_WHAT YOU ARE ASKED TO DO_
Reply with the count of lines holding "title", nothing more.

▼

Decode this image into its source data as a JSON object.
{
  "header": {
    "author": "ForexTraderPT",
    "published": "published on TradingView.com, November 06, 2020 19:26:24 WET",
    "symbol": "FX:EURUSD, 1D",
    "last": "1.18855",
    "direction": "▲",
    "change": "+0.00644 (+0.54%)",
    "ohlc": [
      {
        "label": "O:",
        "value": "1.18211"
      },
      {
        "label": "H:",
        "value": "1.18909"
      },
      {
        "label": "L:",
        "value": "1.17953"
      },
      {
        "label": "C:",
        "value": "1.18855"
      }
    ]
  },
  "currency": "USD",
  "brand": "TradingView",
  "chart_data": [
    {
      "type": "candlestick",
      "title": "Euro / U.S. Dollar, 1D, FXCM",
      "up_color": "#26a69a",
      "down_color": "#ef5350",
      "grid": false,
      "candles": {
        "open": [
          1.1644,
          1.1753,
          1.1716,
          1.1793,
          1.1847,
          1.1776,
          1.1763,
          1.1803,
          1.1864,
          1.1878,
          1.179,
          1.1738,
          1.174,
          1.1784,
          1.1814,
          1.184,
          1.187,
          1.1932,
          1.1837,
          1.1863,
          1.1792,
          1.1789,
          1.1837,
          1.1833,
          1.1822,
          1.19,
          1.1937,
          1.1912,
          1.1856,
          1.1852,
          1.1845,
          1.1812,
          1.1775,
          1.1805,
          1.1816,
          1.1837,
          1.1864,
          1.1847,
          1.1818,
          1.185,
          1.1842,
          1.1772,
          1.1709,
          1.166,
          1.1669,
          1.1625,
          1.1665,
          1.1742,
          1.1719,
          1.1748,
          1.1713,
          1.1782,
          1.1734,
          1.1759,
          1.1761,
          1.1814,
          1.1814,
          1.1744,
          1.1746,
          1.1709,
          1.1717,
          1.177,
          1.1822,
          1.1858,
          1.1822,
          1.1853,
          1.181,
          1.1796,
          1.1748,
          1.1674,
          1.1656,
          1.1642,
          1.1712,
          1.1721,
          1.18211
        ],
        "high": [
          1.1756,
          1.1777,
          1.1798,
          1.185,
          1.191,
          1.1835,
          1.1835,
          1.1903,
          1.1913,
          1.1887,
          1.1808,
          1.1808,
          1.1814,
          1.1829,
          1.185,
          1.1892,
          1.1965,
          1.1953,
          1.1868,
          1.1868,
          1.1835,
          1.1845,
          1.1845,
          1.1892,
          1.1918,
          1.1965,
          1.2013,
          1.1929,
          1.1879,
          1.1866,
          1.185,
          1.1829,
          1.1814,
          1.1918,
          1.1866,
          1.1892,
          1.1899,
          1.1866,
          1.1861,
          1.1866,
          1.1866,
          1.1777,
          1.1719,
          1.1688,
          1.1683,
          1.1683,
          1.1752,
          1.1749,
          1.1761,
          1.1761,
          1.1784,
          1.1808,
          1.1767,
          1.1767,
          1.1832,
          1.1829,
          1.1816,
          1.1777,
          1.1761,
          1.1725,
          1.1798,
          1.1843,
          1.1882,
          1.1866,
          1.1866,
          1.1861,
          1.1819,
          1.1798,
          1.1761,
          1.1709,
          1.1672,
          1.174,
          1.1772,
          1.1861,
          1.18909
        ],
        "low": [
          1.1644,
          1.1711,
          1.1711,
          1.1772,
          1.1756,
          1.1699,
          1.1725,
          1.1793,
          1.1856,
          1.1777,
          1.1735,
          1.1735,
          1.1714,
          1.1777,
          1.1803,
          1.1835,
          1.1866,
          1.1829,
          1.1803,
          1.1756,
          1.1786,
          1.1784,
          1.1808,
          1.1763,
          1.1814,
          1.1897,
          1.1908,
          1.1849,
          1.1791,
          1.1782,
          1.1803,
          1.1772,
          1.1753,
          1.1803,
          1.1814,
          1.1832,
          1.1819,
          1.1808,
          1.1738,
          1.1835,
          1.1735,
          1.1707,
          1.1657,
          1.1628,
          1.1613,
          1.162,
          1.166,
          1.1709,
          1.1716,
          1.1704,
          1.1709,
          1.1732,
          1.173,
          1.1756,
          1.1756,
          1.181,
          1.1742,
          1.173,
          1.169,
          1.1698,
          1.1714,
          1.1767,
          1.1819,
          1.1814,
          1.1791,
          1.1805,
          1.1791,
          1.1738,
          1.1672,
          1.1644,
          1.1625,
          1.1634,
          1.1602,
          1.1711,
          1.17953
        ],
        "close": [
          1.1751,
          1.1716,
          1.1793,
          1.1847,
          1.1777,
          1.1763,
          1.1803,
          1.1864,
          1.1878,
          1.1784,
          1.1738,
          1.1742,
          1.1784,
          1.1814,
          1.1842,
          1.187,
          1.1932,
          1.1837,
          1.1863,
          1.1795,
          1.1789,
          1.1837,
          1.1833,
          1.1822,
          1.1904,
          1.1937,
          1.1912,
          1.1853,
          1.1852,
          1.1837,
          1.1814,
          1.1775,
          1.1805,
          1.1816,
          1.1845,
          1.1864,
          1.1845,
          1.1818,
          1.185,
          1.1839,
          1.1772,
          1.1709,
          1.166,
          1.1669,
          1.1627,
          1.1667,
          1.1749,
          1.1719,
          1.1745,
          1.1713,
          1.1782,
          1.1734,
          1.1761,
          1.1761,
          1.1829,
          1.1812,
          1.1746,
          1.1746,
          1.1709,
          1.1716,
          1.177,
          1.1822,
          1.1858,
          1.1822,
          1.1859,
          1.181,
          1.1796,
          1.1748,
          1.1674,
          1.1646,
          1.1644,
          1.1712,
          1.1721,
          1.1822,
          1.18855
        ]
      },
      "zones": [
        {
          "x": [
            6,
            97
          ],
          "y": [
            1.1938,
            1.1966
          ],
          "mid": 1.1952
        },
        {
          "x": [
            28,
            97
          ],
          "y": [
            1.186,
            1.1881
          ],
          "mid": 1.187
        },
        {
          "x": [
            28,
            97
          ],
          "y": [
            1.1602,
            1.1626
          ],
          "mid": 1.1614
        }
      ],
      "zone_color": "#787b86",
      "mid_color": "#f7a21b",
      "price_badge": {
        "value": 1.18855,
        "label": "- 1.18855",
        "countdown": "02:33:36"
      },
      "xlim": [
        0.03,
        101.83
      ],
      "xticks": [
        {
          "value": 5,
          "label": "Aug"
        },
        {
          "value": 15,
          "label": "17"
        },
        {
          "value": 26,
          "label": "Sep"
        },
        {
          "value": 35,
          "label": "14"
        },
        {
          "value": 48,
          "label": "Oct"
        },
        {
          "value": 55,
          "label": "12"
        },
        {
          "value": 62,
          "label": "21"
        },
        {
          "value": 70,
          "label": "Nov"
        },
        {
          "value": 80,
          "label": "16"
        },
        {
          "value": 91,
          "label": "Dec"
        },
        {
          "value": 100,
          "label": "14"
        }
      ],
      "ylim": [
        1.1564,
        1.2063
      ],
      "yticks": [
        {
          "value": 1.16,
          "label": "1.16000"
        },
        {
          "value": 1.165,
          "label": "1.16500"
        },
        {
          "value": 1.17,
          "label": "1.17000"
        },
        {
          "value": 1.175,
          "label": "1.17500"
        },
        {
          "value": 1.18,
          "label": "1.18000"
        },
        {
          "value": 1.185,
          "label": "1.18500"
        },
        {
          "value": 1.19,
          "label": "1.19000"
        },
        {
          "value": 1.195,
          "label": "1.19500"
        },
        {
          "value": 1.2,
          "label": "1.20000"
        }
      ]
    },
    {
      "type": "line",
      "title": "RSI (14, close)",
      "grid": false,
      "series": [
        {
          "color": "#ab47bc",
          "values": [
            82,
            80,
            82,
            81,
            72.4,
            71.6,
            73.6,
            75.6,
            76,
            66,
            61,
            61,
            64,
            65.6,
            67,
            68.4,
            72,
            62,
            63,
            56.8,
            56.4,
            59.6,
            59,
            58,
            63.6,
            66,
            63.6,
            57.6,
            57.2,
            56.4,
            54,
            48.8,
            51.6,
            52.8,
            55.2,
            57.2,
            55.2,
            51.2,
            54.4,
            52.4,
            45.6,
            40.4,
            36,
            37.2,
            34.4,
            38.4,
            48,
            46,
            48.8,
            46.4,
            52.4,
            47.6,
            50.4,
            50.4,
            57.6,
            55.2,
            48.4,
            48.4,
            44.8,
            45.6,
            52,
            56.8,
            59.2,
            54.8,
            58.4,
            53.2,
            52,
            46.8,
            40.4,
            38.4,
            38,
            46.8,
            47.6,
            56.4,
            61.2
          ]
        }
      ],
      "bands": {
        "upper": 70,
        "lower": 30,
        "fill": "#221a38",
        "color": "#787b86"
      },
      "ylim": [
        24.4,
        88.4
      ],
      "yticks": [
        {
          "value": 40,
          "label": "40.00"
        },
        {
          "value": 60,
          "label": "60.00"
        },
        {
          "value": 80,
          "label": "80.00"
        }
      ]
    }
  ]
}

▲

_EXERCISE OUTPUT_
2